Take each line that has the word "murid" and return it.
>> Begin
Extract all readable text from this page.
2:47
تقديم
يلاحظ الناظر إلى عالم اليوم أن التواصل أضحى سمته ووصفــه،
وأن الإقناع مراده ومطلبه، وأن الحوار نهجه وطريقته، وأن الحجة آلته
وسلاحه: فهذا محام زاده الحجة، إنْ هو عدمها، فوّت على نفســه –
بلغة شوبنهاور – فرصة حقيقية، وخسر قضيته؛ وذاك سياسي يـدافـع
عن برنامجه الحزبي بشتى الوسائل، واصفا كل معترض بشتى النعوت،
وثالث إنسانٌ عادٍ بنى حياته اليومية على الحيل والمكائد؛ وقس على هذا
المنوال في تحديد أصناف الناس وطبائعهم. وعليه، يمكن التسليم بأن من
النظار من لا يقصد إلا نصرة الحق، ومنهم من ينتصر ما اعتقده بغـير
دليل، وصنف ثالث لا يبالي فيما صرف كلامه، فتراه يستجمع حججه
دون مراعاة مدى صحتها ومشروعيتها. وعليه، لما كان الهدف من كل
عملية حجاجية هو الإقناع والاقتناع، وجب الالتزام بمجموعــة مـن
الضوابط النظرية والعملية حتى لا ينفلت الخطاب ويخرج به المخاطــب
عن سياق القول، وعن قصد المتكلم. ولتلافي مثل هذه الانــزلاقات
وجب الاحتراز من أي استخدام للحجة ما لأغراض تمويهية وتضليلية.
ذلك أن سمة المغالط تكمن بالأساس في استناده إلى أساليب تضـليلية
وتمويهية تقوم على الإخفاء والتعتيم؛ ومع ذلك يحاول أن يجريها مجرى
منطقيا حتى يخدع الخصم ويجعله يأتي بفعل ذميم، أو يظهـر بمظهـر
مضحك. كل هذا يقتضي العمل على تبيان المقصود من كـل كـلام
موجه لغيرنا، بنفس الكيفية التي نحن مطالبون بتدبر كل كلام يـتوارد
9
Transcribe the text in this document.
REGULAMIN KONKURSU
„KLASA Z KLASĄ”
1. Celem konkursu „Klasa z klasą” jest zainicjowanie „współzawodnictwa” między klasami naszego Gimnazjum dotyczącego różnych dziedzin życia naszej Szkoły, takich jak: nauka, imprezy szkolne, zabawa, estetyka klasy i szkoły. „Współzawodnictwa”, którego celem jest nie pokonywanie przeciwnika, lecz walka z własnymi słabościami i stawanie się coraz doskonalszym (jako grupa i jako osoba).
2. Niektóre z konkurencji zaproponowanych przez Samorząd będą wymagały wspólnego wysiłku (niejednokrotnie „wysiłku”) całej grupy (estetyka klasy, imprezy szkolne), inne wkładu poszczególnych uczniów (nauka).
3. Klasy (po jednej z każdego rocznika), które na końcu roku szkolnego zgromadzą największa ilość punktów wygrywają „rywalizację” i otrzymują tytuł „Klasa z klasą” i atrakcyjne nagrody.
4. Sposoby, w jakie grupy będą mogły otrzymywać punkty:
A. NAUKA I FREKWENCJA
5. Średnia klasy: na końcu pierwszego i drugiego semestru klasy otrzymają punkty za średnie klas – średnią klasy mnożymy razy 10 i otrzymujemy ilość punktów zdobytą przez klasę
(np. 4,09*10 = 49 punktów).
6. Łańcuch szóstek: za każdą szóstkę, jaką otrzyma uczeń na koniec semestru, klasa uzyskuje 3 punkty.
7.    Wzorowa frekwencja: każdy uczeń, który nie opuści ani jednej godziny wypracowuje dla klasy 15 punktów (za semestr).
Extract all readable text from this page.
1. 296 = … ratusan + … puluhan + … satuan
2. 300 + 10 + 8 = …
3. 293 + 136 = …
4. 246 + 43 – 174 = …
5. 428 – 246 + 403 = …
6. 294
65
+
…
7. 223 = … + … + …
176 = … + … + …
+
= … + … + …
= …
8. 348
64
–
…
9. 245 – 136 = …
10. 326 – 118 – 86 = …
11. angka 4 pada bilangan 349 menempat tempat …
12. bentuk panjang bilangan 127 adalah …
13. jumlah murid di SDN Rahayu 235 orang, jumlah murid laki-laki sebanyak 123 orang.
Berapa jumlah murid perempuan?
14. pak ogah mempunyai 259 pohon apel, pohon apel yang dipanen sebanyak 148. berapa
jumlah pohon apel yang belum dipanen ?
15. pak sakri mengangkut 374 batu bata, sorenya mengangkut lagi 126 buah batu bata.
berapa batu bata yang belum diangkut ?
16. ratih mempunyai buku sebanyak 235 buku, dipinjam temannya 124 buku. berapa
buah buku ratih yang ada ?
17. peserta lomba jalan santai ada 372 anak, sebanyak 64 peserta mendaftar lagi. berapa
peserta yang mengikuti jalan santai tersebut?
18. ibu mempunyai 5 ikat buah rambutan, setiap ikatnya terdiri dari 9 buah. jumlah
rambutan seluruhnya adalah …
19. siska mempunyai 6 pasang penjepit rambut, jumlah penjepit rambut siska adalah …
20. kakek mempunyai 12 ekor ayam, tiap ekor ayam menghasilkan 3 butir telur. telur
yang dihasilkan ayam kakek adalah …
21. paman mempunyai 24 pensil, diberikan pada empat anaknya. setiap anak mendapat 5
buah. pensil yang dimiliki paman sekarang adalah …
>> End
** ANSWER TO THE PROBLEM **
13. jumlah murid di SDN Rahayu 235 orang, jumlah murid laki-laki sebanyak 123 orang.
Berapa jumlah murid perempuan?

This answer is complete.